DESCRIPTION OF THE TASK: Pull each line containing "JSON" out of the data and copy it.

MATERIAL:
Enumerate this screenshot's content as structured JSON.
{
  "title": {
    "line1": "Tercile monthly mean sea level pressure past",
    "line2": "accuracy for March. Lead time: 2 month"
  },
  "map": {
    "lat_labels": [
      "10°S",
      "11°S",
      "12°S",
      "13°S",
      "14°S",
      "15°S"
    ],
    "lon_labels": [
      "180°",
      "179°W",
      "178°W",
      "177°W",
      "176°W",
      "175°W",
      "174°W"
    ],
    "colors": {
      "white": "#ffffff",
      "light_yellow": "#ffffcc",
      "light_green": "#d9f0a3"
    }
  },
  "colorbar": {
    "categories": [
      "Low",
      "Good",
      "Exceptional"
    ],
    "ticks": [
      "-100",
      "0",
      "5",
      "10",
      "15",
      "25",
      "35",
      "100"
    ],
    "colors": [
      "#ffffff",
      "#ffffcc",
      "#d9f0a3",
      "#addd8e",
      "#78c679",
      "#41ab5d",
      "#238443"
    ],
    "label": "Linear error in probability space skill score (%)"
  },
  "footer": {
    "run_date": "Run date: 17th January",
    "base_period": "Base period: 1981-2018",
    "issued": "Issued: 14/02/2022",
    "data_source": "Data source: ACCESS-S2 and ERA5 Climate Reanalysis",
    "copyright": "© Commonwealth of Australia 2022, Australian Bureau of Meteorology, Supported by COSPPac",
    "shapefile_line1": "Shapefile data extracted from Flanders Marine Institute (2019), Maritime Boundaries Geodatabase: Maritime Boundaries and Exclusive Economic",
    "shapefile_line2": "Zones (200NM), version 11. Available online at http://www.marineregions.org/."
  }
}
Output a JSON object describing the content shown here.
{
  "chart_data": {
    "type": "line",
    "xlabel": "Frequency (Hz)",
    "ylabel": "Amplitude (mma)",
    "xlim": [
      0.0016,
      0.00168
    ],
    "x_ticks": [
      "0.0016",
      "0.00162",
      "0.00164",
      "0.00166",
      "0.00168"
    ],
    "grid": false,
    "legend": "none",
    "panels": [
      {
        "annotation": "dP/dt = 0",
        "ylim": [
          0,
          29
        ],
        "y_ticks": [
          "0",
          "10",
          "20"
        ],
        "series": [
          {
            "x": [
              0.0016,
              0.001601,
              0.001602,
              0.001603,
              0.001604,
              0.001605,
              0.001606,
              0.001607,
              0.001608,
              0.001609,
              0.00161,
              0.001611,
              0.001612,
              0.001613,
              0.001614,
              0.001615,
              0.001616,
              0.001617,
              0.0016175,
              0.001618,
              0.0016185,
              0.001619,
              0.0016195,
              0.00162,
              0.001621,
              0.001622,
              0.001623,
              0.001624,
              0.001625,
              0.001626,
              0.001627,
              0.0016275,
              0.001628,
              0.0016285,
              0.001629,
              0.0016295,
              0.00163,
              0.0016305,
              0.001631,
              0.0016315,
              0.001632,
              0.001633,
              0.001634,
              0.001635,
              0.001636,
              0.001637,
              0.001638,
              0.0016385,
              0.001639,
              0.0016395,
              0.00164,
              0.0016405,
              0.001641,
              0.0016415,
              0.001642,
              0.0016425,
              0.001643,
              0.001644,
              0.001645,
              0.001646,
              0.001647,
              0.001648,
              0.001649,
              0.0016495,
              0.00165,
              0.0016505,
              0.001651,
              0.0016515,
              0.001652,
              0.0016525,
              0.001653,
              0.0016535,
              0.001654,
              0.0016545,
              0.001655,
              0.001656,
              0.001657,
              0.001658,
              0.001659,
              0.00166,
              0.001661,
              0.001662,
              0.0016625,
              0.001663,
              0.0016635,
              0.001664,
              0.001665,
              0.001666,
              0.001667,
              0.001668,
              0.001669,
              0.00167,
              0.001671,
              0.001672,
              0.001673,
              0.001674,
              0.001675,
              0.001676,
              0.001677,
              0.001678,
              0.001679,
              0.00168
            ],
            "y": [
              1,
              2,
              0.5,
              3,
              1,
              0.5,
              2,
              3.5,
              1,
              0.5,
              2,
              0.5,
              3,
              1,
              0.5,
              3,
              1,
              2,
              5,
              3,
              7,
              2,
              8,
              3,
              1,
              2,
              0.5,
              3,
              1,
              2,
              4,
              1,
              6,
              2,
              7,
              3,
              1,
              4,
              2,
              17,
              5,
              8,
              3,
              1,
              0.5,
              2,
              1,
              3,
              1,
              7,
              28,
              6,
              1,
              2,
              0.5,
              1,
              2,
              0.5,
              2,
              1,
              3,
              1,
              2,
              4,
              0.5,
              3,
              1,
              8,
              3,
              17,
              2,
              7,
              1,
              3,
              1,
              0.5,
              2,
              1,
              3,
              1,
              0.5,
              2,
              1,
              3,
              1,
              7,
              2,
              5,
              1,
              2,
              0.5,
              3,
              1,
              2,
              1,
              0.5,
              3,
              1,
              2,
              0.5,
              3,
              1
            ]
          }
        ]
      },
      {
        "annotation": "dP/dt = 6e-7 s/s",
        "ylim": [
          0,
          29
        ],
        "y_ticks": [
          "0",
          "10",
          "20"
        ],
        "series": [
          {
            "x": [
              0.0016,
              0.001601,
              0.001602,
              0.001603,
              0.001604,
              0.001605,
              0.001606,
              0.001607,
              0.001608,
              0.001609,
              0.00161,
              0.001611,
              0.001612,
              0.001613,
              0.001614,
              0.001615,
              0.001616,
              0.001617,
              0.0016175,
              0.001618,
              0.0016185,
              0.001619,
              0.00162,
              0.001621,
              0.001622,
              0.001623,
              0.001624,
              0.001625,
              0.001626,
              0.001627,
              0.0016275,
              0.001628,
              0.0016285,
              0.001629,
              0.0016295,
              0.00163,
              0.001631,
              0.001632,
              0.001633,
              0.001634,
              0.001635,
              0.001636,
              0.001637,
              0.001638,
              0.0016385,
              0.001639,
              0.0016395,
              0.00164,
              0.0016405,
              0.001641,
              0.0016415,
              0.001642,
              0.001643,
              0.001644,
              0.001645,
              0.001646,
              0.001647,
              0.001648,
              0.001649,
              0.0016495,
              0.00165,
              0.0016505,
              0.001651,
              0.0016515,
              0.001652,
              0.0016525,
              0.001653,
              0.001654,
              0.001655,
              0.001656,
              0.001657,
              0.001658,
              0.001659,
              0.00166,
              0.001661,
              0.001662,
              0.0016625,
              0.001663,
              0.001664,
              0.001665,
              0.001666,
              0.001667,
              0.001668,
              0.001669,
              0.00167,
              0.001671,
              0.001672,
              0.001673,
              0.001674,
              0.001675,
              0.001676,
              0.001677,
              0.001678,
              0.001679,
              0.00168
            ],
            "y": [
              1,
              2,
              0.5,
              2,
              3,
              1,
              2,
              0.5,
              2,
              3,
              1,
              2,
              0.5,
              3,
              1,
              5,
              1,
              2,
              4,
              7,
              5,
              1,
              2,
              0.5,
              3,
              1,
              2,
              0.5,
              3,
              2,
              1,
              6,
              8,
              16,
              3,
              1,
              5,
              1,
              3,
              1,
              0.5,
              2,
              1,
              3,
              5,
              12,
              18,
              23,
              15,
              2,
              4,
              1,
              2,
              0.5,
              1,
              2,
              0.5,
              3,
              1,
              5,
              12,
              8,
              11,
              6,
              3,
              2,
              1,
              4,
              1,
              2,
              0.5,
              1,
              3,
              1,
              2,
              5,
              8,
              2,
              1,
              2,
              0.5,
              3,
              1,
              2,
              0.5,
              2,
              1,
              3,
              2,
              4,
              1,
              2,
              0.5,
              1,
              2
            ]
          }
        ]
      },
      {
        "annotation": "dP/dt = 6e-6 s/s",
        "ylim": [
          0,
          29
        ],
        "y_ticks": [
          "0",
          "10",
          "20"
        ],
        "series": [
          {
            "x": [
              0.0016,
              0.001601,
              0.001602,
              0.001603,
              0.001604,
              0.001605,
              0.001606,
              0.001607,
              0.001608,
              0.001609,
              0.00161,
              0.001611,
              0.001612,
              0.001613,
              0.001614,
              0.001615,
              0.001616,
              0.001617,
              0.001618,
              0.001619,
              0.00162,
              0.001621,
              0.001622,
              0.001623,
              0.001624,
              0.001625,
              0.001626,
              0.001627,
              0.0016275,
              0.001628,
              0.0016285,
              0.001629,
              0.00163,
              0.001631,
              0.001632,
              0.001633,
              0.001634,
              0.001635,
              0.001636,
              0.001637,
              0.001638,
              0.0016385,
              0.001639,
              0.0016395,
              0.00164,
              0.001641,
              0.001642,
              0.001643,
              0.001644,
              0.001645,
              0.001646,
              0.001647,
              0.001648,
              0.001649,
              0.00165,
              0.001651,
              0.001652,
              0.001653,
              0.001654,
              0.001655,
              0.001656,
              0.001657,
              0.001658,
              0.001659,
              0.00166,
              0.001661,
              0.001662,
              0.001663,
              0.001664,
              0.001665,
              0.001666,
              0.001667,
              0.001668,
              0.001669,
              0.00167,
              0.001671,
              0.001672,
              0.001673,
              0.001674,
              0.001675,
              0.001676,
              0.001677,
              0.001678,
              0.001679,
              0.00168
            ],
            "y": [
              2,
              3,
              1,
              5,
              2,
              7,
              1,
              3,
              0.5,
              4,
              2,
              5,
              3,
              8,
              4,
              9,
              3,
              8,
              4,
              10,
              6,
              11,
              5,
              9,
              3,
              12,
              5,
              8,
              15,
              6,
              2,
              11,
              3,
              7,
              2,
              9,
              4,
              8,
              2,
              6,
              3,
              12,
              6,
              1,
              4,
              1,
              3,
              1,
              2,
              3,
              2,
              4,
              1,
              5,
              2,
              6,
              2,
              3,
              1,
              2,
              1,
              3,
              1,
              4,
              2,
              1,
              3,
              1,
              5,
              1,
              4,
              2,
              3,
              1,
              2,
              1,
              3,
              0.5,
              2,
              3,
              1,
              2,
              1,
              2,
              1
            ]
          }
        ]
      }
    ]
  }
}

ANSWER FOR THE TASK:
Enumerate this screenshot's content as structured JSON.
Output a JSON object describing the content shown here.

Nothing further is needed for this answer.